> Your task
A single figure is the whole answer: the number of lines in the entries that contain "Pueyo".

> Data tied to figure images
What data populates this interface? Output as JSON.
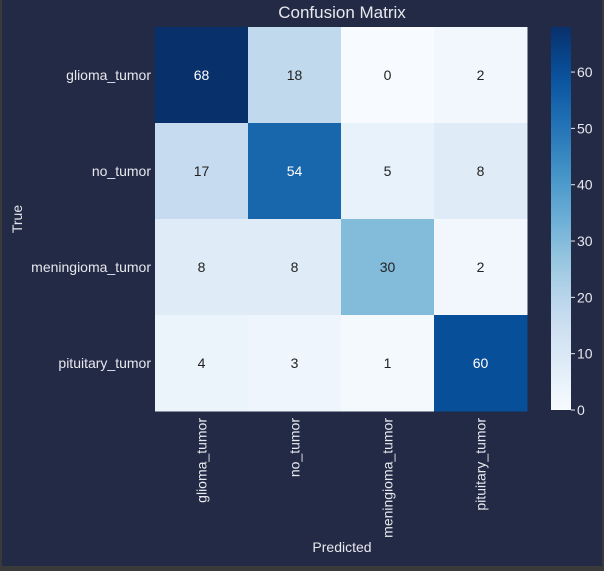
{
  "chart_data": {
    "type": "heatmap",
    "title": "Confusion Matrix",
    "xlabel": "Predicted",
    "ylabel": "True",
    "x_categories": [
      "glioma_tumor",
      "no_tumor",
      "meningioma_tumor",
      "pituitary_tumor"
    ],
    "y_categories": [
      "glioma_tumor",
      "no_tumor",
      "meningioma_tumor",
      "pituitary_tumor"
    ],
    "matrix": [
      [
        68,
        18,
        0,
        2
      ],
      [
        17,
        54,
        5,
        8
      ],
      [
        8,
        8,
        30,
        2
      ],
      [
        4,
        3,
        1,
        60
      ]
    ],
    "colormap": "Blues",
    "vmin": 0,
    "vmax": 68,
    "colorbar_ticks": [
      0,
      10,
      20,
      30,
      40,
      50,
      60
    ],
    "annotations": true
  },
  "colors": {
    "figure_background": "#222a45",
    "text": "#e8e8ee",
    "cell_text_light": "#ffffff",
    "cell_text_dark": "#222222"
  }
}
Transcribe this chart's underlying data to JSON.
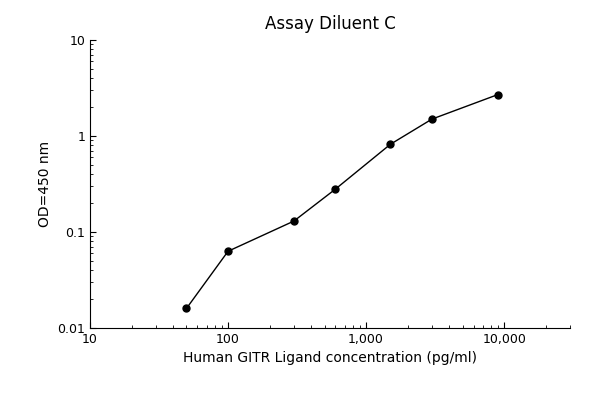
{
  "title": "Assay Diluent C",
  "xlabel": "Human GITR Ligand concentration (pg/ml)",
  "ylabel": "OD=450 nm",
  "x_values": [
    50,
    100,
    300,
    600,
    1500,
    3000,
    9000
  ],
  "y_values": [
    0.016,
    0.063,
    0.13,
    0.28,
    0.82,
    1.5,
    2.7
  ],
  "xlim": [
    10,
    30000
  ],
  "ylim": [
    0.01,
    10
  ],
  "x_ticks": [
    10,
    100,
    1000,
    10000
  ],
  "x_tick_labels": [
    "10",
    "100",
    "1,000",
    "10,000"
  ],
  "y_ticks": [
    0.01,
    0.1,
    1,
    10
  ],
  "y_tick_labels": [
    "0.01",
    "0.1",
    "1",
    "10"
  ],
  "line_color": "#000000",
  "marker_color": "#000000",
  "marker_style": "o",
  "marker_size": 5,
  "line_width": 1.0,
  "background_color": "#ffffff",
  "title_fontsize": 12,
  "label_fontsize": 10,
  "tick_fontsize": 9
}
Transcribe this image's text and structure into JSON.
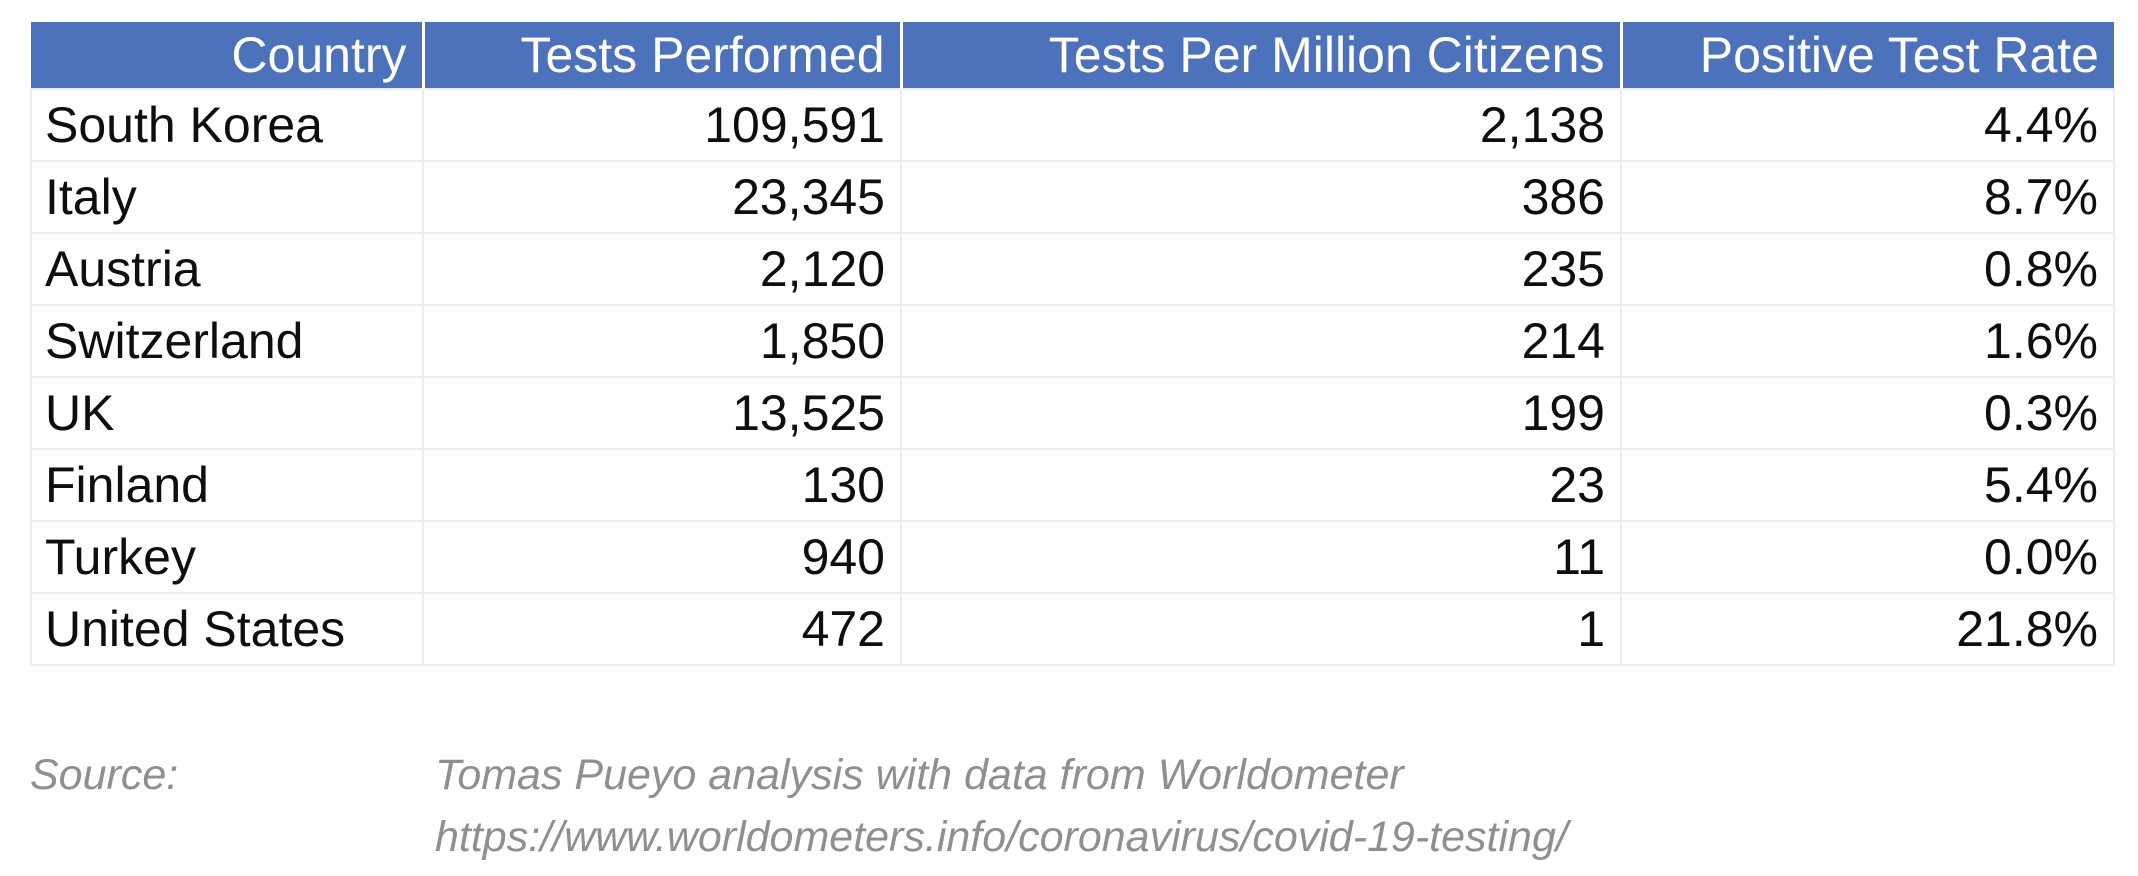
{
  "colors": {
    "header_bg": "#4b72ba",
    "header_text": "#ffffff",
    "body_text": "#0e0e0e",
    "grid_line": "#ececec",
    "source_text": "#8f8f8f"
  },
  "table": {
    "columns": [
      {
        "label": "Country",
        "align": "left"
      },
      {
        "label": "Tests Performed",
        "align": "right"
      },
      {
        "label": "Tests Per Million Citizens",
        "align": "right"
      },
      {
        "label": "Positive Test Rate",
        "align": "right"
      }
    ],
    "rows": [
      [
        "South Korea",
        "109,591",
        "2,138",
        "4.4%"
      ],
      [
        "Italy",
        "23,345",
        "386",
        "8.7%"
      ],
      [
        "Austria",
        "2,120",
        "235",
        "0.8%"
      ],
      [
        "Switzerland",
        "1,850",
        "214",
        "1.6%"
      ],
      [
        "UK",
        "13,525",
        "199",
        "0.3%"
      ],
      [
        "Finland",
        "130",
        "23",
        "5.4%"
      ],
      [
        "Turkey",
        "940",
        "11",
        "0.0%"
      ],
      [
        "United States",
        "472",
        "1",
        "21.8%"
      ]
    ]
  },
  "source": {
    "label": "Source:",
    "attribution": "Tomas Pueyo analysis with data from Worldometer",
    "url": "https://www.worldometers.info/coronavirus/covid-19-testing/"
  },
  "chart_data": {
    "type": "table",
    "title": "",
    "columns": [
      "Country",
      "Tests Performed",
      "Tests Per Million Citizens",
      "Positive Test Rate"
    ],
    "rows": [
      {
        "country": "South Korea",
        "tests_performed": 109591,
        "tests_per_million": 2138,
        "positive_rate_pct": 4.4
      },
      {
        "country": "Italy",
        "tests_performed": 23345,
        "tests_per_million": 386,
        "positive_rate_pct": 8.7
      },
      {
        "country": "Austria",
        "tests_performed": 2120,
        "tests_per_million": 235,
        "positive_rate_pct": 0.8
      },
      {
        "country": "Switzerland",
        "tests_performed": 1850,
        "tests_per_million": 214,
        "positive_rate_pct": 1.6
      },
      {
        "country": "UK",
        "tests_performed": 13525,
        "tests_per_million": 199,
        "positive_rate_pct": 0.3
      },
      {
        "country": "Finland",
        "tests_performed": 130,
        "tests_per_million": 23,
        "positive_rate_pct": 5.4
      },
      {
        "country": "Turkey",
        "tests_performed": 940,
        "tests_per_million": 11,
        "positive_rate_pct": 0.0
      },
      {
        "country": "United States",
        "tests_performed": 472,
        "tests_per_million": 1,
        "positive_rate_pct": 21.8
      }
    ],
    "source": "Tomas Pueyo analysis with data from Worldometer — https://www.worldometers.info/coronavirus/covid-19-testing/"
  }
}
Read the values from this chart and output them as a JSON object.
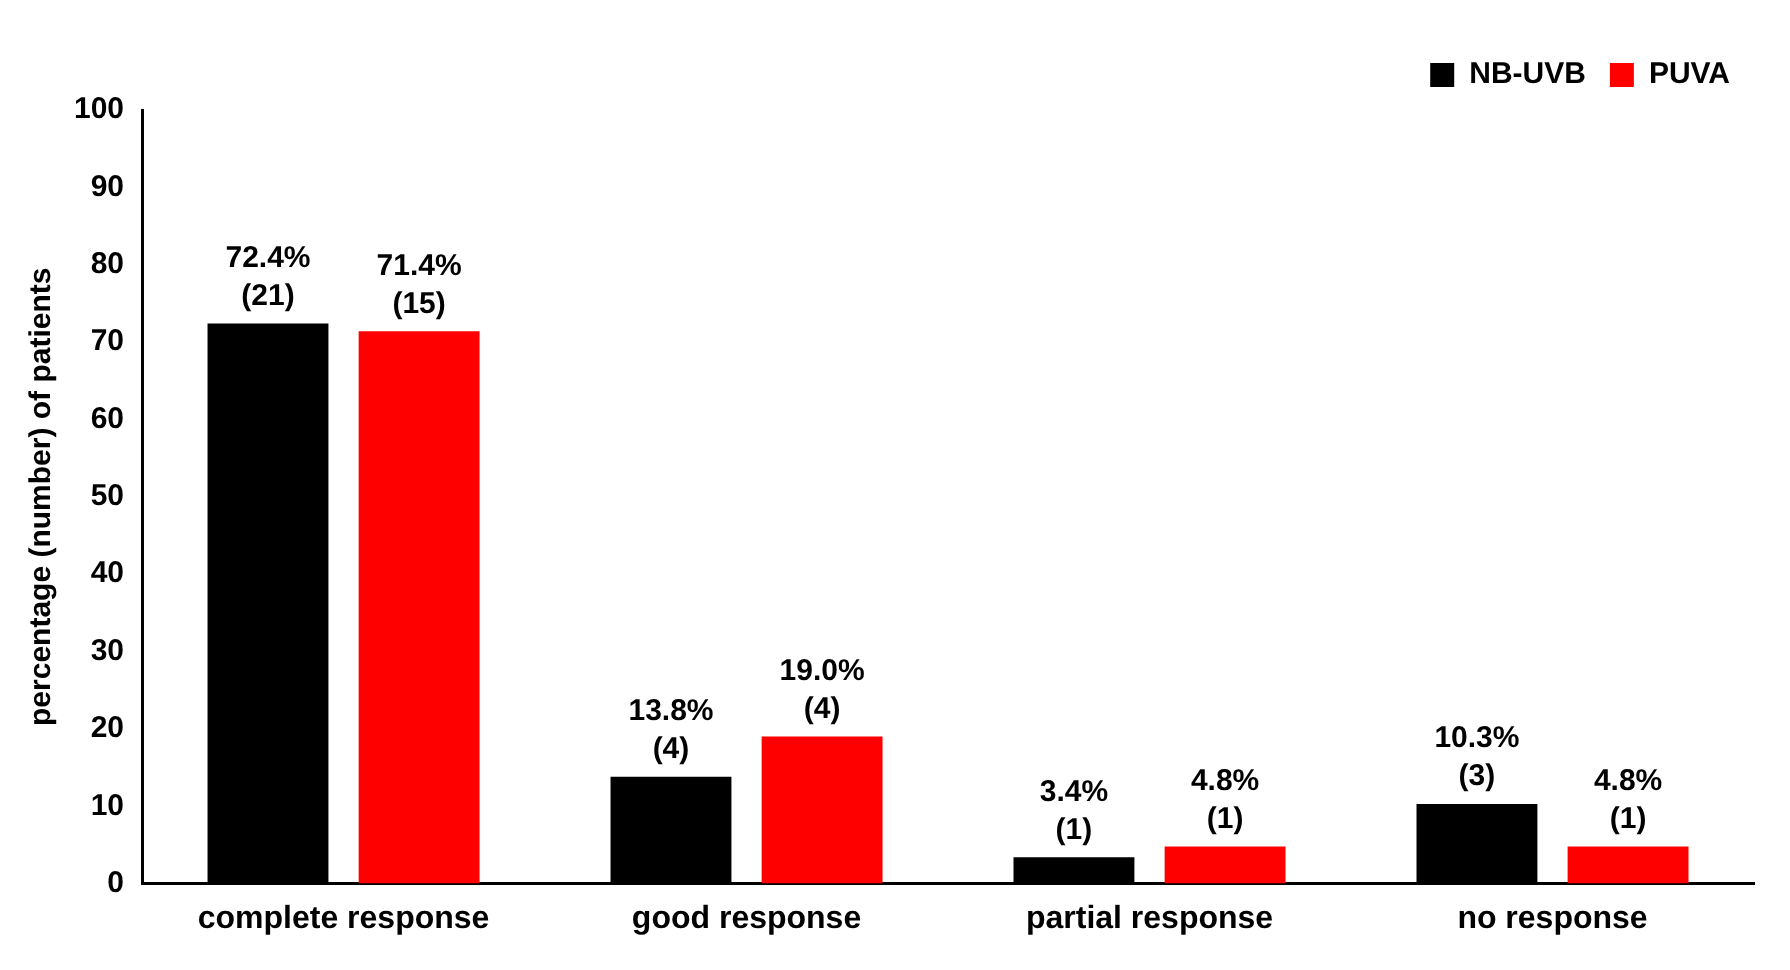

> Exercise result
2